** Start of Supplied records **

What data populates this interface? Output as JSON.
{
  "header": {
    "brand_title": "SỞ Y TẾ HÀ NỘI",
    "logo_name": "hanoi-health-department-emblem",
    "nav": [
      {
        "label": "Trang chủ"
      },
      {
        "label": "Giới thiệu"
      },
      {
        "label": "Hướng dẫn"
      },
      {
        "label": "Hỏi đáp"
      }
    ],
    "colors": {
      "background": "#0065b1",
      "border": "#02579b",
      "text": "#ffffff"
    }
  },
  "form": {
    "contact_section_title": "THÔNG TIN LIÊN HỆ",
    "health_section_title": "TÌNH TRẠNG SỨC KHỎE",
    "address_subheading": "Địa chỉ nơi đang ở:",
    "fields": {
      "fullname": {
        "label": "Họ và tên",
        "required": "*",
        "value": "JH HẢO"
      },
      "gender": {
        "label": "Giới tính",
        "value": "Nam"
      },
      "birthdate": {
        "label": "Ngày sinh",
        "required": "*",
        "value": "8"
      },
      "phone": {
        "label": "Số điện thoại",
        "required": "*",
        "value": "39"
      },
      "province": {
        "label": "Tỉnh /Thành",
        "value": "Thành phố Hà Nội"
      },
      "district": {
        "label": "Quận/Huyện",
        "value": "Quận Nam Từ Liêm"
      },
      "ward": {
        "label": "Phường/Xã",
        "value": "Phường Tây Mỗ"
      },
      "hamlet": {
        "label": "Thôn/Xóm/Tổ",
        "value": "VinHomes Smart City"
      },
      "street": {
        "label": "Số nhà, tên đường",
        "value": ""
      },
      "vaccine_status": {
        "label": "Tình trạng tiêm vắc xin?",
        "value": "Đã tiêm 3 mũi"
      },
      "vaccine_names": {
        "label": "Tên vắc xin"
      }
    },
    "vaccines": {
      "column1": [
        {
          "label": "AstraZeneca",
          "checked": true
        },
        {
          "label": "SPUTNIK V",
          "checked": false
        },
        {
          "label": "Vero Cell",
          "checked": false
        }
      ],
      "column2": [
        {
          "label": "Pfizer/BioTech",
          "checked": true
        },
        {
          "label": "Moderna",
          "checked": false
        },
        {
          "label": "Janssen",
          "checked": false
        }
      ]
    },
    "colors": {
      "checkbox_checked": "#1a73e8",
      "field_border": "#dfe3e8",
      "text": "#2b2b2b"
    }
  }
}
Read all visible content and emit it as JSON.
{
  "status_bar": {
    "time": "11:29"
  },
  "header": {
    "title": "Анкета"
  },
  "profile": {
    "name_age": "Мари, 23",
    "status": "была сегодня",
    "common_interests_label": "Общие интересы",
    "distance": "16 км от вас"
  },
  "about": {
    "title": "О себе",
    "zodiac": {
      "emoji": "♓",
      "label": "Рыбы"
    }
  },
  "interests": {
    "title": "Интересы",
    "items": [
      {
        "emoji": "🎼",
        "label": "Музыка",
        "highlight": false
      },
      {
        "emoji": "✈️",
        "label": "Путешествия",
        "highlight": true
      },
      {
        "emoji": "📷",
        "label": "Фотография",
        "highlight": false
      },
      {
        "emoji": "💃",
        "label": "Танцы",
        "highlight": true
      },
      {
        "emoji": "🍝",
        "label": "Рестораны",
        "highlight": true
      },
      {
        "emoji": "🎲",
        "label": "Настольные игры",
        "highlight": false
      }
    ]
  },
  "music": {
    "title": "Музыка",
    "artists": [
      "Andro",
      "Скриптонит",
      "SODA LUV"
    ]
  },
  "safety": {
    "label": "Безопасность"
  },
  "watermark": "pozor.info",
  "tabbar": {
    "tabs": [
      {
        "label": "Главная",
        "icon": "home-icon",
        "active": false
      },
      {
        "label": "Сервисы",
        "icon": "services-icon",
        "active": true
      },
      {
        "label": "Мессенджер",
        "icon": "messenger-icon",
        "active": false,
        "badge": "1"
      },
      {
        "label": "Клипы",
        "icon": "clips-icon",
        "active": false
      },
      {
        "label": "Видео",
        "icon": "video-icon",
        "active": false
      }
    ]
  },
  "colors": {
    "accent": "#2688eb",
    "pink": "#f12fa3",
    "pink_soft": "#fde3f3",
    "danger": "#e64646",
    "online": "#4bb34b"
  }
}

** End of Supplied records **

Reproduce all the data word for word.

- **Answer below**
What data populates this interface? Output as JSON.
{
  "header": {
    "brand_title": "SỞ Y TẾ HÀ NỘI",
    "logo_name": "hanoi-health-department-emblem",
    "nav": [
      {
        "label": "Trang chủ"
      },
      {
        "label": "Giới thiệu"
      },
      {
        "label": "Hướng dẫn"
      },
      {
        "label": "Hỏi đáp"
      }
    ],
    "colors": {
      "background": "#0065b1",
      "border": "#02579b",
      "text": "#ffffff"
    }
  },
  "form": {
    "contact_section_title": "THÔNG TIN LIÊN HỆ",
    "health_section_title": "TÌNH TRẠNG SỨC KHỎE",
    "address_subheading": "Địa chỉ nơi đang ở:",
    "fields": {
      "fullname": {
        "label": "Họ và tên",
        "required": "*",
        "value": "JH HẢO"
      },
      "gender": {
        "label": "Giới tính",
        "value": "Nam"
      },
      "birthdate": {
        "label": "Ngày sinh",
        "required": "*",
        "value": "8"
      },
      "phone": {
        "label": "Số điện thoại",
        "required": "*",
        "value": "39"
      },
      "province": {
        "label": "Tỉnh /Thành",
        "value": "Thành phố Hà Nội"
      },
      "district": {
        "label": "Quận/Huyện",
        "value": "Quận Nam Từ Liêm"
      },
      "ward": {
        "label": "Phường/Xã",
        "value": "Phường Tây Mỗ"
      },
      "hamlet": {
        "label": "Thôn/Xóm/Tổ",
        "value": "VinHomes Smart City"
      },
      "street": {
        "label": "Số nhà, tên đường",
        "value": ""
      },
      "vaccine_status": {
        "label": "Tình trạng tiêm vắc xin?",
        "value": "Đã tiêm 3 mũi"
      },
      "vaccine_names": {
        "label": "Tên vắc xin"
      }
    },
    "vaccines": {
      "column1": [
        {
          "label": "AstraZeneca",
          "checked": true
        },
        {
          "label": "SPUTNIK V",
          "checked": false
        },
        {
          "label": "Vero Cell",
          "checked": false
        }
      ],
      "column2": [
        {
          "label": "Pfizer/BioTech",
          "checked": true
        },
        {
          "label": "Moderna",
          "checked": false
        },
        {
          "label": "Janssen",
          "checked": false
        }
      ]
    },
    "colors": {
      "checkbox_checked": "#1a73e8",
      "field_border": "#dfe3e8",
      "text": "#2b2b2b"
    }
  }
}
Read all visible content and emit it as JSON.
{
  "status_bar": {
    "time": "11:29"
  },
  "header": {
    "title": "Анкета"
  },
  "profile": {
    "name_age": "Мари, 23",
    "status": "была сегодня",
    "common_interests_label": "Общие интересы",
    "distance": "16 км от вас"
  },
  "about": {
    "title": "О себе",
    "zodiac": {
      "emoji": "♓",
      "label": "Рыбы"
    }
  },
  "interests": {
    "title": "Интересы",
    "items": [
      {
        "emoji": "🎼",
        "label": "Музыка",
        "highlight": false
      },
      {
        "emoji": "✈️",
        "label": "Путешествия",
        "highlight": true
      },
      {
        "emoji": "📷",
        "label": "Фотография",
        "highlight": false
      },
      {
        "emoji": "💃",
        "label": "Танцы",
        "highlight": true
      },
      {
        "emoji": "🍝",
        "label": "Рестораны",
        "highlight": true
      },
      {
        "emoji": "🎲",
        "label": "Настольные игры",
        "highlight": false
      }
    ]
  },
  "music": {
    "title": "Музыка",
    "artists": [
      "Andro",
      "Скриптонит",
      "SODA LUV"
    ]
  },
  "safety": {
    "label": "Безопасность"
  },
  "watermark": "pozor.info",
  "tabbar": {
    "tabs": [
      {
        "label": "Главная",
        "icon": "home-icon",
        "active": false
      },
      {
        "label": "Сервисы",
        "icon": "services-icon",
        "active": true
      },
      {
        "label": "Мессенджер",
        "icon": "messenger-icon",
        "active": false,
        "badge": "1"
      },
      {
        "label": "Клипы",
        "icon": "clips-icon",
        "active": false
      },
      {
        "label": "Видео",
        "icon": "video-icon",
        "active": false
      }
    ]
  },
  "colors": {
    "accent": "#2688eb",
    "pink": "#f12fa3",
    "pink_soft": "#fde3f3",
    "danger": "#e64646",
    "online": "#4bb34b"
  }
}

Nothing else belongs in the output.